All of the entries must be reproduced exactly, with no images carried over.

_Available data_:
····················

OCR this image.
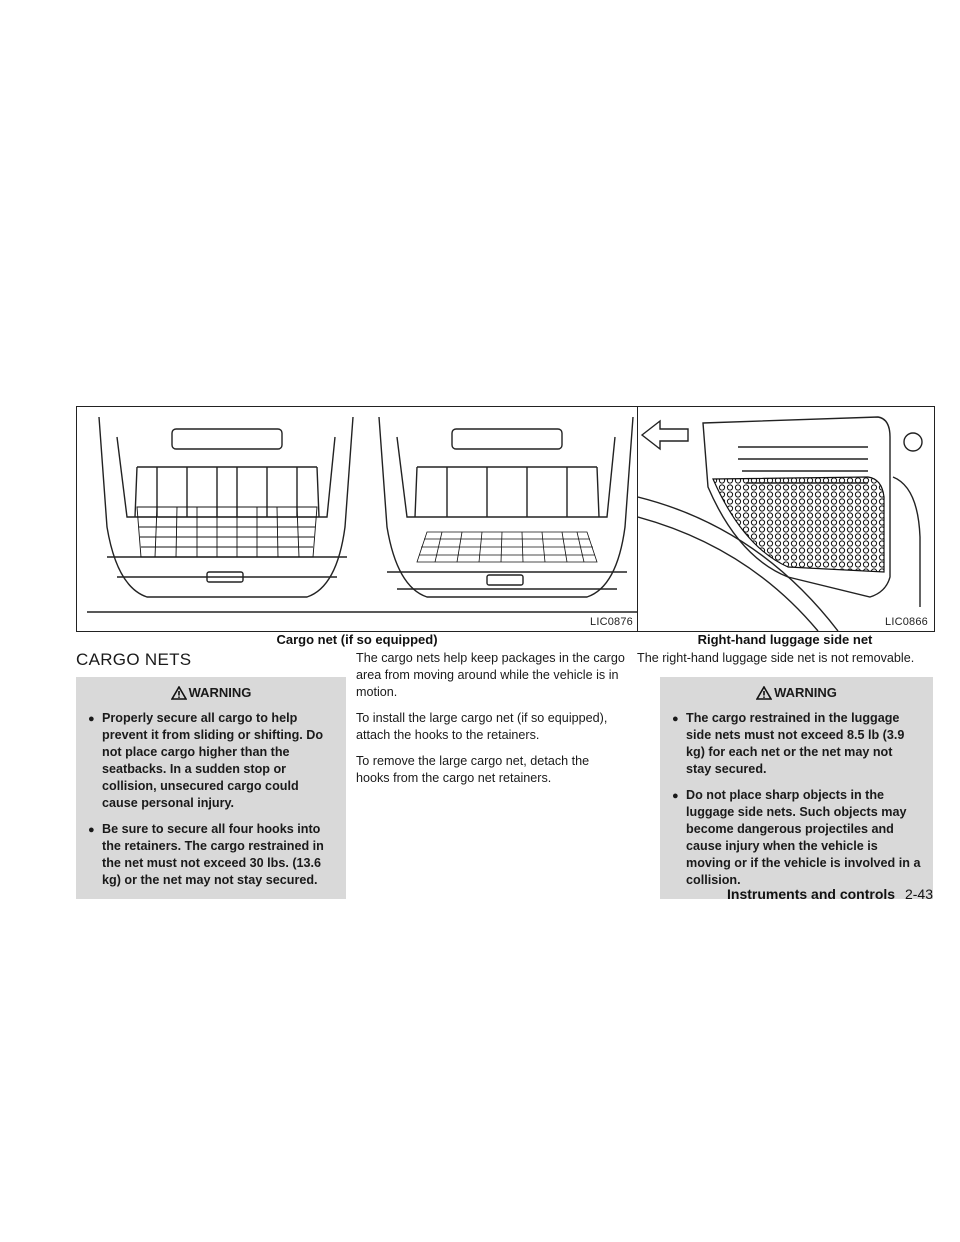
LIC0876	LIC0866
Cargo net (if so equipped)	Right-hand luggage side net
CARGO NETS
WARNING
● Properly secure all cargo to help prevent it from sliding or shifting. Do not place cargo higher than the seatbacks. In a sudden stop or collision, unsecured cargo could cause personal injury.
● Be sure to secure all four hooks into the retainers. The cargo restrained in the net must not exceed 30 lbs. (13.6 kg) or the net may not stay secured.

The cargo nets help keep packages in the cargo area from moving around while the vehicle is in motion.

To install the large cargo net (if so equipped), attach the hooks to the retainers.

To remove the large cargo net, detach the hooks from the cargo net retainers.

The right-hand luggage side net is not removable.

WARNING
● The cargo restrained in the luggage side nets must not exceed 8.5 lb (3.9 kg) for each net or the net may not stay secured.
● Do not place sharp objects in the luggage side nets. Such objects may become dangerous projectiles and cause injury when the vehicle is moving or if the vehicle is involved in a collision.
Instruments and controls 2-43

····················

_Expected answer_:
OCR this image.
LIC0876	LIC0866
Cargo net (if so equipped)	Right-hand luggage side net
CARGO NETS
WARNING
● Properly secure all cargo to help prevent it from sliding or shifting. Do not place cargo higher than the seatbacks. In a sudden stop or collision, unsecured cargo could cause personal injury.
● Be sure to secure all four hooks into the retainers. The cargo restrained in the net must not exceed 30 lbs. (13.6 kg) or the net may not stay secured.

The cargo nets help keep packages in the cargo area from moving around while the vehicle is in motion.

To install the large cargo net (if so equipped), attach the hooks to the retainers.

To remove the large cargo net, detach the hooks from the cargo net retainers.

The right-hand luggage side net is not removable.

WARNING
● The cargo restrained in the luggage side nets must not exceed 8.5 lb (3.9 kg) for each net or the net may not stay secured.
● Do not place sharp objects in the luggage side nets. Such objects may become dangerous projectiles and cause injury when the vehicle is moving or if the vehicle is involved in a collision.
Instruments and controls 2-43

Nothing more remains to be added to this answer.